#### PROBLEM DESCRIPTION
Look through the listing below and report how many lines contain "screenshot", as a bare number.

· · · · · · ·

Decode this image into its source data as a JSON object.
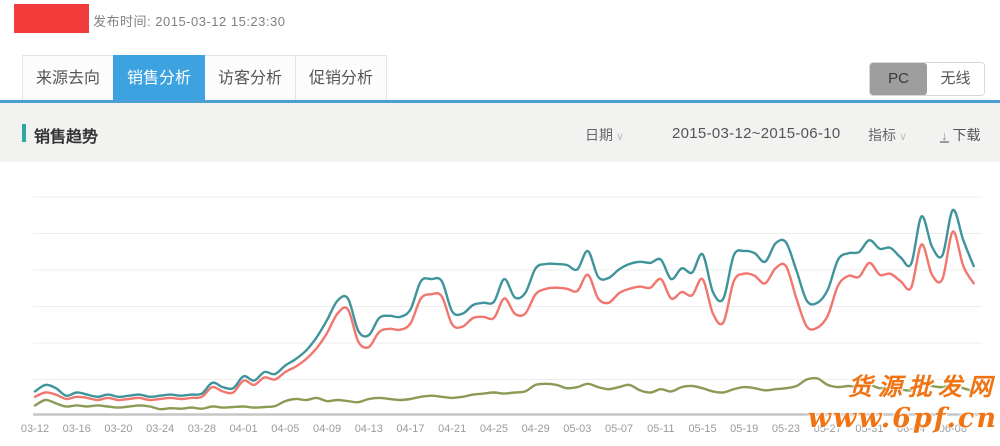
{
  "header": {
    "publish_label": "发布时间:",
    "publish_time": "2015-03-12 15:23:30"
  },
  "tabs": [
    {
      "label": "来源去向",
      "active": false
    },
    {
      "label": "销售分析",
      "active": true
    },
    {
      "label": "访客分析",
      "active": false
    },
    {
      "label": "促销分析",
      "active": false
    }
  ],
  "device_toggle": {
    "pc_label": "PC",
    "wireless_label": "无线",
    "selected": "PC"
  },
  "section": {
    "title": "销售趋势",
    "date_label": "日期",
    "date_range": "2015-03-12~2015-06-10",
    "metric_label": "指标",
    "download_label": "下载"
  },
  "icons": {
    "chevron_down": "∨",
    "download_arrow": "↓"
  },
  "watermark": {
    "line1": "货源批发网",
    "line2": "www.6pf.cn",
    "color": "#F07414"
  },
  "colors": {
    "active_tab_blue": "#3CA2E0",
    "divider_blue": "#4C9FD2",
    "section_accent_teal": "#2FA8A0",
    "logo_red": "#F23C3C",
    "toggle_selected_gray": "#9D9D9D"
  },
  "chart_data": {
    "type": "line",
    "title": "销售趋势",
    "grid": "horizontal",
    "legend": "none visible",
    "ylim": [
      0,
      100
    ],
    "y_units": "relative scale (no y-axis tick labels visible in screenshot)",
    "x_tick_labels": [
      "03-12",
      "03-16",
      "03-20",
      "03-24",
      "03-28",
      "04-01",
      "04-05",
      "04-09",
      "04-13",
      "04-17",
      "04-21",
      "04-25",
      "04-29",
      "05-03",
      "05-07",
      "05-11",
      "05-15",
      "05-19",
      "05-23",
      "05-27",
      "05-31",
      "06-04",
      "06-08"
    ],
    "x": [
      "03-12",
      "03-13",
      "03-14",
      "03-15",
      "03-16",
      "03-17",
      "03-18",
      "03-19",
      "03-20",
      "03-21",
      "03-22",
      "03-23",
      "03-24",
      "03-25",
      "03-26",
      "03-27",
      "03-28",
      "03-29",
      "03-30",
      "03-31",
      "04-01",
      "04-02",
      "04-03",
      "04-04",
      "04-05",
      "04-06",
      "04-07",
      "04-08",
      "04-09",
      "04-10",
      "04-11",
      "04-12",
      "04-13",
      "04-14",
      "04-15",
      "04-16",
      "04-17",
      "04-18",
      "04-19",
      "04-20",
      "04-21",
      "04-22",
      "04-23",
      "04-24",
      "04-25",
      "04-26",
      "04-27",
      "04-28",
      "04-29",
      "04-30",
      "05-01",
      "05-02",
      "05-03",
      "05-04",
      "05-05",
      "05-06",
      "05-07",
      "05-08",
      "05-09",
      "05-10",
      "05-11",
      "05-12",
      "05-13",
      "05-14",
      "05-15",
      "05-16",
      "05-17",
      "05-18",
      "05-19",
      "05-20",
      "05-21",
      "05-22",
      "05-23",
      "05-24",
      "05-25",
      "05-26",
      "05-27",
      "05-28",
      "05-29",
      "05-30",
      "05-31",
      "06-01",
      "06-02",
      "06-03",
      "06-04",
      "06-05",
      "06-06",
      "06-07",
      "06-08",
      "06-09",
      "06-10"
    ],
    "series": [
      {
        "name": "series-teal",
        "color": "#3F949B",
        "values": [
          10,
          13,
          11.5,
          8,
          9.5,
          8.5,
          7.5,
          8.5,
          7.5,
          8,
          8.5,
          7.5,
          8,
          8.5,
          8,
          8.5,
          9,
          14,
          12,
          11.5,
          17,
          15,
          19,
          18,
          22,
          25,
          29,
          35,
          43,
          52,
          53,
          38,
          36,
          44,
          45,
          44.5,
          48,
          61,
          62,
          61,
          47,
          46,
          50,
          51,
          51.5,
          62,
          53.5,
          55.5,
          67,
          69,
          69,
          68.5,
          66.5,
          75,
          63,
          62.5,
          66.5,
          69,
          70,
          69.5,
          71,
          62,
          67,
          65,
          73.5,
          56,
          53,
          73,
          75,
          74,
          70,
          78.5,
          79,
          66,
          52,
          51,
          57,
          71,
          74,
          74.5,
          80,
          76,
          76.5,
          72,
          69,
          91,
          77,
          73,
          94,
          80,
          68
        ]
      },
      {
        "name": "series-red",
        "color": "#F0766E",
        "values": [
          7.5,
          9.5,
          8.5,
          6.5,
          7.5,
          7,
          6,
          7,
          6,
          6.5,
          7,
          6,
          6.5,
          7,
          6.5,
          7,
          7.5,
          12,
          10,
          9.5,
          15,
          13,
          16.5,
          15.5,
          19,
          21.5,
          25,
          30,
          37,
          46,
          48,
          33,
          30.5,
          37.5,
          39,
          38.5,
          41.5,
          53,
          55,
          54,
          41,
          40,
          44,
          44.5,
          44,
          53,
          46,
          46,
          55,
          57.5,
          58,
          57.5,
          56.5,
          64,
          53,
          51,
          55.5,
          57.5,
          58.5,
          58,
          62,
          53,
          56,
          54.5,
          62,
          46,
          42,
          61,
          64.5,
          63.5,
          60,
          67,
          68,
          53,
          40,
          39.5,
          45,
          59,
          63.5,
          63,
          69.5,
          64,
          64.5,
          61,
          58,
          78,
          64,
          62,
          84,
          68,
          60
        ]
      },
      {
        "name": "series-green",
        "color": "#8A9B55",
        "values": [
          3.5,
          6,
          4.5,
          3,
          3.5,
          3,
          3.5,
          3,
          2.5,
          3,
          3.5,
          3,
          1.8,
          2.2,
          2,
          2.5,
          2,
          3,
          2.5,
          2.8,
          3,
          2.5,
          2.8,
          3.2,
          5.5,
          6.5,
          6,
          7,
          5.5,
          6,
          5.5,
          5,
          6.5,
          7,
          6.5,
          6,
          6.5,
          7.5,
          8,
          7.5,
          7,
          7.5,
          8.5,
          9,
          9.5,
          9,
          9.5,
          10,
          13,
          13.5,
          13,
          11.5,
          12,
          13.5,
          12,
          11,
          12,
          13,
          10.5,
          9.5,
          11,
          10,
          12,
          12.5,
          11.5,
          10,
          9.5,
          11,
          12,
          11.5,
          10.5,
          11,
          11.5,
          12.5,
          15.5,
          16,
          13,
          12,
          12.5,
          12,
          13,
          11.5,
          12,
          11,
          10.5,
          13.5,
          12.5,
          12,
          13,
          11.5,
          10
        ]
      }
    ]
  }
}
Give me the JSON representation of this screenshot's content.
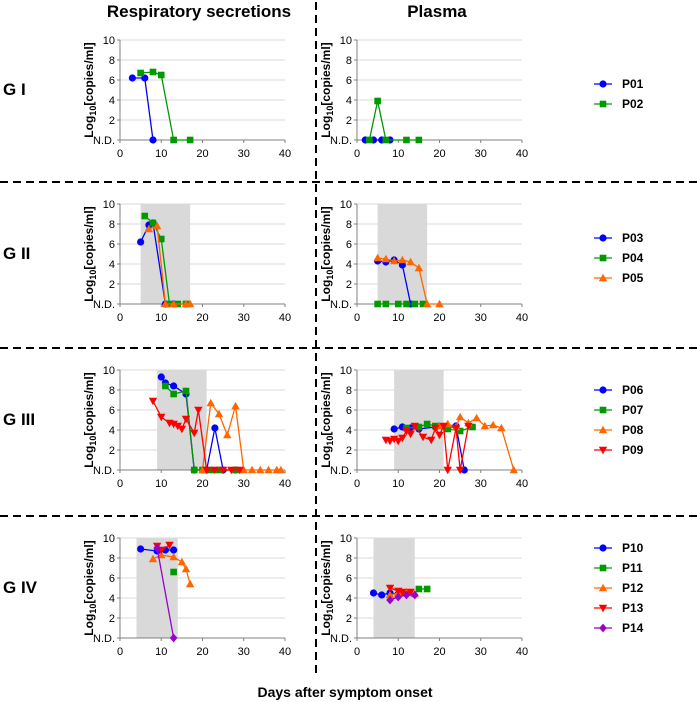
{
  "headers": {
    "left": "Respiratory secretions",
    "right": "Plasma"
  },
  "x_axis_label": "Days after symptom onset",
  "y_axis_label_prefix": "Log",
  "y_axis_label_sub": "10",
  "y_axis_label_suffix": "[copies/ml]",
  "y_tick_labels": [
    "N.D.",
    "2",
    "4",
    "6",
    "8",
    "10"
  ],
  "x_tick_labels": [
    "0",
    "10",
    "20",
    "30",
    "40"
  ],
  "colors": {
    "P01": "#0000ff",
    "P02": "#009900",
    "P03": "#0000ff",
    "P04": "#009900",
    "P05": "#ff6600",
    "P06": "#0000ff",
    "P07": "#009900",
    "P08": "#ff6600",
    "P09": "#ff0000",
    "P10": "#0000ff",
    "P11": "#009900",
    "P12": "#ff6600",
    "P13": "#ff0000",
    "P14": "#9900cc",
    "shade": "#d9d9d9",
    "axis": "#808080",
    "grid": "#d9d9d9"
  },
  "chart_data": [
    {
      "group": "G I",
      "legend": [
        {
          "name": "P01",
          "marker": "circle"
        },
        {
          "name": "P02",
          "marker": "square"
        }
      ],
      "respiratory": {
        "type": "line",
        "shade": null,
        "xlim": [
          0,
          40
        ],
        "ylim": [
          0,
          10
        ],
        "series": [
          {
            "name": "P01",
            "marker": "circle",
            "points": [
              [
                3,
                6.2
              ],
              [
                6,
                6.2
              ],
              [
                8,
                0
              ]
            ]
          },
          {
            "name": "P02",
            "marker": "square",
            "points": [
              [
                5,
                6.7
              ],
              [
                8,
                6.8
              ],
              [
                10,
                6.5
              ],
              [
                13,
                0
              ],
              [
                17,
                0
              ]
            ]
          }
        ]
      },
      "plasma": {
        "type": "line",
        "shade": null,
        "xlim": [
          0,
          40
        ],
        "ylim": [
          0,
          10
        ],
        "series": [
          {
            "name": "P01",
            "marker": "circle",
            "points": [
              [
                2,
                0
              ],
              [
                4,
                0
              ],
              [
                6,
                0
              ],
              [
                8,
                0
              ]
            ]
          },
          {
            "name": "P02",
            "marker": "square",
            "points": [
              [
                3,
                0
              ],
              [
                5,
                3.9
              ],
              [
                7,
                0
              ],
              [
                12,
                0
              ],
              [
                15,
                0
              ]
            ]
          }
        ]
      }
    },
    {
      "group": "G II",
      "legend": [
        {
          "name": "P03",
          "marker": "circle"
        },
        {
          "name": "P04",
          "marker": "square"
        },
        {
          "name": "P05",
          "marker": "triangle-up"
        }
      ],
      "respiratory": {
        "type": "line",
        "shade": [
          5,
          17
        ],
        "xlim": [
          0,
          40
        ],
        "ylim": [
          0,
          10
        ],
        "series": [
          {
            "name": "P03",
            "marker": "circle",
            "points": [
              [
                5,
                6.2
              ],
              [
                7,
                7.9
              ],
              [
                8,
                8.1
              ],
              [
                11,
                0
              ],
              [
                13,
                0
              ]
            ]
          },
          {
            "name": "P04",
            "marker": "square",
            "points": [
              [
                6,
                8.8
              ],
              [
                8,
                8.1
              ],
              [
                10,
                6.5
              ],
              [
                12,
                0
              ],
              [
                14,
                0
              ],
              [
                16,
                0
              ]
            ]
          },
          {
            "name": "P05",
            "marker": "triangle-up",
            "points": [
              [
                7,
                7.5
              ],
              [
                9,
                7.8
              ],
              [
                11,
                0
              ],
              [
                13,
                0
              ],
              [
                16,
                0
              ],
              [
                17,
                0
              ]
            ]
          }
        ]
      },
      "plasma": {
        "type": "line",
        "shade": [
          5,
          17
        ],
        "xlim": [
          0,
          40
        ],
        "ylim": [
          0,
          10
        ],
        "series": [
          {
            "name": "P03",
            "marker": "circle",
            "points": [
              [
                5,
                4.3
              ],
              [
                7,
                4.2
              ],
              [
                9,
                4.4
              ],
              [
                11,
                3.9
              ],
              [
                13,
                0
              ]
            ]
          },
          {
            "name": "P04",
            "marker": "square",
            "points": [
              [
                5,
                0
              ],
              [
                7,
                0
              ],
              [
                10,
                0
              ],
              [
                12,
                0
              ],
              [
                14,
                0
              ],
              [
                16,
                0
              ]
            ]
          },
          {
            "name": "P05",
            "marker": "triangle-up",
            "points": [
              [
                5,
                4.6
              ],
              [
                7,
                4.5
              ],
              [
                9,
                4.3
              ],
              [
                11,
                4.4
              ],
              [
                13,
                4.2
              ],
              [
                15,
                3.6
              ],
              [
                17,
                0
              ],
              [
                20,
                0
              ]
            ]
          }
        ]
      }
    },
    {
      "group": "G III",
      "legend": [
        {
          "name": "P06",
          "marker": "circle"
        },
        {
          "name": "P07",
          "marker": "square"
        },
        {
          "name": "P08",
          "marker": "triangle-up"
        },
        {
          "name": "P09",
          "marker": "triangle-down"
        }
      ],
      "respiratory": {
        "type": "line",
        "shade": [
          9,
          21
        ],
        "xlim": [
          0,
          40
        ],
        "ylim": [
          0,
          10
        ],
        "series": [
          {
            "name": "P06",
            "marker": "circle",
            "points": [
              [
                10,
                9.3
              ],
              [
                11,
                8.7
              ],
              [
                13,
                8.4
              ],
              [
                16,
                7.6
              ],
              [
                18,
                0
              ],
              [
                21,
                0
              ],
              [
                23,
                4.2
              ],
              [
                25,
                0
              ],
              [
                28,
                0
              ]
            ]
          },
          {
            "name": "P07",
            "marker": "square",
            "points": [
              [
                11,
                8.4
              ],
              [
                13,
                7.6
              ],
              [
                16,
                7.9
              ],
              [
                18,
                0
              ],
              [
                20,
                0
              ],
              [
                22,
                0
              ],
              [
                24,
                0
              ],
              [
                28,
                0
              ]
            ]
          },
          {
            "name": "P08",
            "marker": "triangle-up",
            "points": [
              [
                20,
                0
              ],
              [
                22,
                6.7
              ],
              [
                24,
                5.6
              ],
              [
                26,
                3.5
              ],
              [
                28,
                6.4
              ],
              [
                30,
                0
              ],
              [
                32,
                0
              ],
              [
                34,
                0
              ],
              [
                36,
                0
              ],
              [
                38,
                0
              ],
              [
                39,
                0
              ]
            ]
          },
          {
            "name": "P09",
            "marker": "triangle-down",
            "points": [
              [
                8,
                6.9
              ],
              [
                10,
                5.3
              ],
              [
                12,
                4.7
              ],
              [
                13,
                4.6
              ],
              [
                14,
                4.4
              ],
              [
                15,
                4.1
              ],
              [
                16,
                5.1
              ],
              [
                18,
                3.7
              ],
              [
                19,
                6.0
              ],
              [
                21,
                0
              ],
              [
                23,
                0
              ],
              [
                25,
                0
              ],
              [
                27,
                0
              ],
              [
                29,
                0
              ]
            ]
          }
        ]
      },
      "plasma": {
        "type": "line",
        "shade": [
          9,
          21
        ],
        "xlim": [
          0,
          40
        ],
        "ylim": [
          0,
          10
        ],
        "series": [
          {
            "name": "P06",
            "marker": "circle",
            "points": [
              [
                9,
                4.1
              ],
              [
                11,
                4.3
              ],
              [
                13,
                4.2
              ],
              [
                15,
                4.1
              ],
              [
                19,
                4.3
              ],
              [
                22,
                4.2
              ],
              [
                24,
                4.4
              ],
              [
                26,
                0
              ]
            ]
          },
          {
            "name": "P07",
            "marker": "square",
            "points": [
              [
                12,
                4.2
              ],
              [
                15,
                4.3
              ],
              [
                17,
                4.6
              ],
              [
                19,
                4.4
              ],
              [
                22,
                4.1
              ],
              [
                25,
                3.9
              ],
              [
                28,
                4.3
              ]
            ]
          },
          {
            "name": "P08",
            "marker": "triangle-up",
            "points": [
              [
                20,
                4.4
              ],
              [
                22,
                4.6
              ],
              [
                24,
                4.3
              ],
              [
                25,
                5.3
              ],
              [
                27,
                4.7
              ],
              [
                29,
                5.2
              ],
              [
                31,
                4.4
              ],
              [
                33,
                4.5
              ],
              [
                35,
                4.2
              ],
              [
                38,
                0
              ]
            ]
          },
          {
            "name": "P09",
            "marker": "triangle-down",
            "points": [
              [
                7,
                3.0
              ],
              [
                8,
                2.9
              ],
              [
                9,
                3.1
              ],
              [
                10,
                2.9
              ],
              [
                11,
                3.2
              ],
              [
                12,
                3.9
              ],
              [
                13,
                3.6
              ],
              [
                14,
                4.4
              ],
              [
                16,
                3.3
              ],
              [
                18,
                3.0
              ],
              [
                19,
                4.2
              ],
              [
                20,
                3.5
              ],
              [
                21,
                4.4
              ],
              [
                22,
                0
              ],
              [
                24,
                4.2
              ],
              [
                25,
                0
              ],
              [
                27,
                4.4
              ]
            ]
          }
        ]
      }
    },
    {
      "group": "G IV",
      "legend": [
        {
          "name": "P10",
          "marker": "circle"
        },
        {
          "name": "P11",
          "marker": "square"
        },
        {
          "name": "P12",
          "marker": "triangle-up"
        },
        {
          "name": "P13",
          "marker": "triangle-down"
        },
        {
          "name": "P14",
          "marker": "diamond"
        }
      ],
      "respiratory": {
        "type": "line",
        "shade": [
          4,
          14
        ],
        "xlim": [
          0,
          40
        ],
        "ylim": [
          0,
          10
        ],
        "series": [
          {
            "name": "P10",
            "marker": "circle",
            "points": [
              [
                5,
                8.9
              ],
              [
                9,
                8.7
              ],
              [
                11,
                8.8
              ],
              [
                13,
                8.8
              ]
            ]
          },
          {
            "name": "P11",
            "marker": "square",
            "points": [
              [
                13,
                6.6
              ]
            ]
          },
          {
            "name": "P12",
            "marker": "triangle-up",
            "points": [
              [
                8,
                7.9
              ],
              [
                10,
                8.3
              ],
              [
                13,
                8.1
              ],
              [
                15,
                7.6
              ],
              [
                16,
                6.9
              ],
              [
                17,
                5.4
              ]
            ]
          },
          {
            "name": "P13",
            "marker": "triangle-down",
            "points": [
              [
                9,
                9.2
              ],
              [
                10,
                8.8
              ],
              [
                12,
                9.3
              ]
            ]
          },
          {
            "name": "P14",
            "marker": "diamond",
            "points": [
              [
                9,
                9.0
              ],
              [
                13,
                0
              ]
            ]
          }
        ]
      },
      "plasma": {
        "type": "line",
        "shade": [
          4,
          14
        ],
        "xlim": [
          0,
          40
        ],
        "ylim": [
          0,
          10
        ],
        "series": [
          {
            "name": "P10",
            "marker": "circle",
            "points": [
              [
                4,
                4.5
              ],
              [
                6,
                4.3
              ],
              [
                8,
                4.5
              ],
              [
                10,
                4.4
              ],
              [
                12,
                4.5
              ]
            ]
          },
          {
            "name": "P11",
            "marker": "square",
            "points": [
              [
                15,
                4.9
              ],
              [
                17,
                4.9
              ]
            ]
          },
          {
            "name": "P12",
            "marker": "triangle-up",
            "points": [
              [
                8,
                4.3
              ],
              [
                10,
                4.5
              ],
              [
                12,
                4.6
              ],
              [
                14,
                4.4
              ]
            ]
          },
          {
            "name": "P13",
            "marker": "triangle-down",
            "points": [
              [
                8,
                5.0
              ],
              [
                10,
                4.7
              ],
              [
                11,
                4.6
              ],
              [
                13,
                4.6
              ]
            ]
          },
          {
            "name": "P14",
            "marker": "diamond",
            "points": [
              [
                8,
                3.8
              ],
              [
                10,
                4.1
              ],
              [
                12,
                4.3
              ],
              [
                14,
                4.3
              ]
            ]
          }
        ]
      }
    }
  ]
}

· · · · · · ·

#### RESPONSE TO THE TASK
2